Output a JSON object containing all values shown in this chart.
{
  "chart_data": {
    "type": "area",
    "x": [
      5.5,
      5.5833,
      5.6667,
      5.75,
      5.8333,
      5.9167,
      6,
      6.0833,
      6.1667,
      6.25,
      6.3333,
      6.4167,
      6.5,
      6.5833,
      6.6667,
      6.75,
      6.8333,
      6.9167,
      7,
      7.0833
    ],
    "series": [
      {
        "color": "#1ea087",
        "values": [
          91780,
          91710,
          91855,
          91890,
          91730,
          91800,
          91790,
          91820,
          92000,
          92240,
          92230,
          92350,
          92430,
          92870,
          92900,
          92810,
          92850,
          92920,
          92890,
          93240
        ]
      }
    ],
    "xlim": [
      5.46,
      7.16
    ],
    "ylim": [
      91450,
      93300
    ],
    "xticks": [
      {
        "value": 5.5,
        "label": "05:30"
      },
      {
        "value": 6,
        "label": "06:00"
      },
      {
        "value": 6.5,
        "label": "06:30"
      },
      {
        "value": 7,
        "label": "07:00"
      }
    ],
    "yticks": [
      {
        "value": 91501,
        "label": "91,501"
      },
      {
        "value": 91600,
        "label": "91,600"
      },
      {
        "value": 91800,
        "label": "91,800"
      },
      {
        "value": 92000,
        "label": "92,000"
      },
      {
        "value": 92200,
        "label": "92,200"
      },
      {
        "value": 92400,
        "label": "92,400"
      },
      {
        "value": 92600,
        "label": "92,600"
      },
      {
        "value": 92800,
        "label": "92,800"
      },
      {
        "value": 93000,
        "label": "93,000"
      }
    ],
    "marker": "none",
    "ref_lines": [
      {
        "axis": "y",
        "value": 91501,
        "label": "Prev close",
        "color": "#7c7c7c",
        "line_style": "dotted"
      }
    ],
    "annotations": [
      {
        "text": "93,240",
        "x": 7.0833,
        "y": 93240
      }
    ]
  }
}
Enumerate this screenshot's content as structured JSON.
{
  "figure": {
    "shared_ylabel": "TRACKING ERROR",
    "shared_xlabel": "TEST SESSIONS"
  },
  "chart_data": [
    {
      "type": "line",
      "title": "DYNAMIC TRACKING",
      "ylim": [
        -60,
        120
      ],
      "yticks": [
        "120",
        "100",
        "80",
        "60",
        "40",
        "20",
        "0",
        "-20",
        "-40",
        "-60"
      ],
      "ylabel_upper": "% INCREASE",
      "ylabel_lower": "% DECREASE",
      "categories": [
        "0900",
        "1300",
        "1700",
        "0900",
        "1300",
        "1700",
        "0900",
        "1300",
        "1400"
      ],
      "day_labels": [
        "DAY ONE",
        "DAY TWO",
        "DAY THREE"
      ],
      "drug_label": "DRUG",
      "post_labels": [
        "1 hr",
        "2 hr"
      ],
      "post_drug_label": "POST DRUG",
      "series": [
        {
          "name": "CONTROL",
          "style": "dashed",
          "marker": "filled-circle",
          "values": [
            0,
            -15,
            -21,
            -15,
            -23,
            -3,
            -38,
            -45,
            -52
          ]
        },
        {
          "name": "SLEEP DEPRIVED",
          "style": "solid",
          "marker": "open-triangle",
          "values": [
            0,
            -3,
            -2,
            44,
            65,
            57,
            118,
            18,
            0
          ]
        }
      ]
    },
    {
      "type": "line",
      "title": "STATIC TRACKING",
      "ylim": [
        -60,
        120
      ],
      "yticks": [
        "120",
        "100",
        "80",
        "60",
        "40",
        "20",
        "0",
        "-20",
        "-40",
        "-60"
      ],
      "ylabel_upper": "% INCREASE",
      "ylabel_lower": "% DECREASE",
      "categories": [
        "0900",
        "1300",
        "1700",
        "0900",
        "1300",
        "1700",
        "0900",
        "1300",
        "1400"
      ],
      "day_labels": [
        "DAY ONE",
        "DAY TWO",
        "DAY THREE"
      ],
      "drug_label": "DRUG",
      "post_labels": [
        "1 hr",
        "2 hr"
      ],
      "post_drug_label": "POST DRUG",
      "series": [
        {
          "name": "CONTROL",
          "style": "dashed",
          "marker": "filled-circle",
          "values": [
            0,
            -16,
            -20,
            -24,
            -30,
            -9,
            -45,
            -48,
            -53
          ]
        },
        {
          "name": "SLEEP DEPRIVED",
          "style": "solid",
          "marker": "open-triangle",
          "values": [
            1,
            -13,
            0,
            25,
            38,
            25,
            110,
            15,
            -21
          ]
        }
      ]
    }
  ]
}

◇ ◇ ◇ ◇ ◇

▶ **Task to carry out**
Every entry should be printed again exactly as it stands.

▶ **Completed exercise**
Output a JSON object containing all values shown in this chart.
{
  "chart_data": {
    "type": "area",
    "x": [
      5.5,
      5.5833,
      5.6667,
      5.75,
      5.8333,
      5.9167,
      6,
      6.0833,
      6.1667,
      6.25,
      6.3333,
      6.4167,
      6.5,
      6.5833,
      6.6667,
      6.75,
      6.8333,
      6.9167,
      7,
      7.0833
    ],
    "series": [
      {
        "color": "#1ea087",
        "values": [
          91780,
          91710,
          91855,
          91890,
          91730,
          91800,
          91790,
          91820,
          92000,
          92240,
          92230,
          92350,
          92430,
          92870,
          92900,
          92810,
          92850,
          92920,
          92890,
          93240
        ]
      }
    ],
    "xlim": [
      5.46,
      7.16
    ],
    "ylim": [
      91450,
      93300
    ],
    "xticks": [
      {
        "value": 5.5,
        "label": "05:30"
      },
      {
        "value": 6,
        "label": "06:00"
      },
      {
        "value": 6.5,
        "label": "06:30"
      },
      {
        "value": 7,
        "label": "07:00"
      }
    ],
    "yticks": [
      {
        "value": 91501,
        "label": "91,501"
      },
      {
        "value": 91600,
        "label": "91,600"
      },
      {
        "value": 91800,
        "label": "91,800"
      },
      {
        "value": 92000,
        "label": "92,000"
      },
      {
        "value": 92200,
        "label": "92,200"
      },
      {
        "value": 92400,
        "label": "92,400"
      },
      {
        "value": 92600,
        "label": "92,600"
      },
      {
        "value": 92800,
        "label": "92,800"
      },
      {
        "value": 93000,
        "label": "93,000"
      }
    ],
    "marker": "none",
    "ref_lines": [
      {
        "axis": "y",
        "value": 91501,
        "label": "Prev close",
        "color": "#7c7c7c",
        "line_style": "dotted"
      }
    ],
    "annotations": [
      {
        "text": "93,240",
        "x": 7.0833,
        "y": 93240
      }
    ]
  }
}
Enumerate this screenshot's content as structured JSON.
{
  "figure": {
    "shared_ylabel": "TRACKING ERROR",
    "shared_xlabel": "TEST SESSIONS"
  },
  "chart_data": [
    {
      "type": "line",
      "title": "DYNAMIC TRACKING",
      "ylim": [
        -60,
        120
      ],
      "yticks": [
        "120",
        "100",
        "80",
        "60",
        "40",
        "20",
        "0",
        "-20",
        "-40",
        "-60"
      ],
      "ylabel_upper": "% INCREASE",
      "ylabel_lower": "% DECREASE",
      "categories": [
        "0900",
        "1300",
        "1700",
        "0900",
        "1300",
        "1700",
        "0900",
        "1300",
        "1400"
      ],
      "day_labels": [
        "DAY ONE",
        "DAY TWO",
        "DAY THREE"
      ],
      "drug_label": "DRUG",
      "post_labels": [
        "1 hr",
        "2 hr"
      ],
      "post_drug_label": "POST DRUG",
      "series": [
        {
          "name": "CONTROL",
          "style": "dashed",
          "marker": "filled-circle",
          "values": [
            0,
            -15,
            -21,
            -15,
            -23,
            -3,
            -38,
            -45,
            -52
          ]
        },
        {
          "name": "SLEEP DEPRIVED",
          "style": "solid",
          "marker": "open-triangle",
          "values": [
            0,
            -3,
            -2,
            44,
            65,
            57,
            118,
            18,
            0
          ]
        }
      ]
    },
    {
      "type": "line",
      "title": "STATIC TRACKING",
      "ylim": [
        -60,
        120
      ],
      "yticks": [
        "120",
        "100",
        "80",
        "60",
        "40",
        "20",
        "0",
        "-20",
        "-40",
        "-60"
      ],
      "ylabel_upper": "% INCREASE",
      "ylabel_lower": "% DECREASE",
      "categories": [
        "0900",
        "1300",
        "1700",
        "0900",
        "1300",
        "1700",
        "0900",
        "1300",
        "1400"
      ],
      "day_labels": [
        "DAY ONE",
        "DAY TWO",
        "DAY THREE"
      ],
      "drug_label": "DRUG",
      "post_labels": [
        "1 hr",
        "2 hr"
      ],
      "post_drug_label": "POST DRUG",
      "series": [
        {
          "name": "CONTROL",
          "style": "dashed",
          "marker": "filled-circle",
          "values": [
            0,
            -16,
            -20,
            -24,
            -30,
            -9,
            -45,
            -48,
            -53
          ]
        },
        {
          "name": "SLEEP DEPRIVED",
          "style": "solid",
          "marker": "open-triangle",
          "values": [
            1,
            -13,
            0,
            25,
            38,
            25,
            110,
            15,
            -21
          ]
        }
      ]
    }
  ]
}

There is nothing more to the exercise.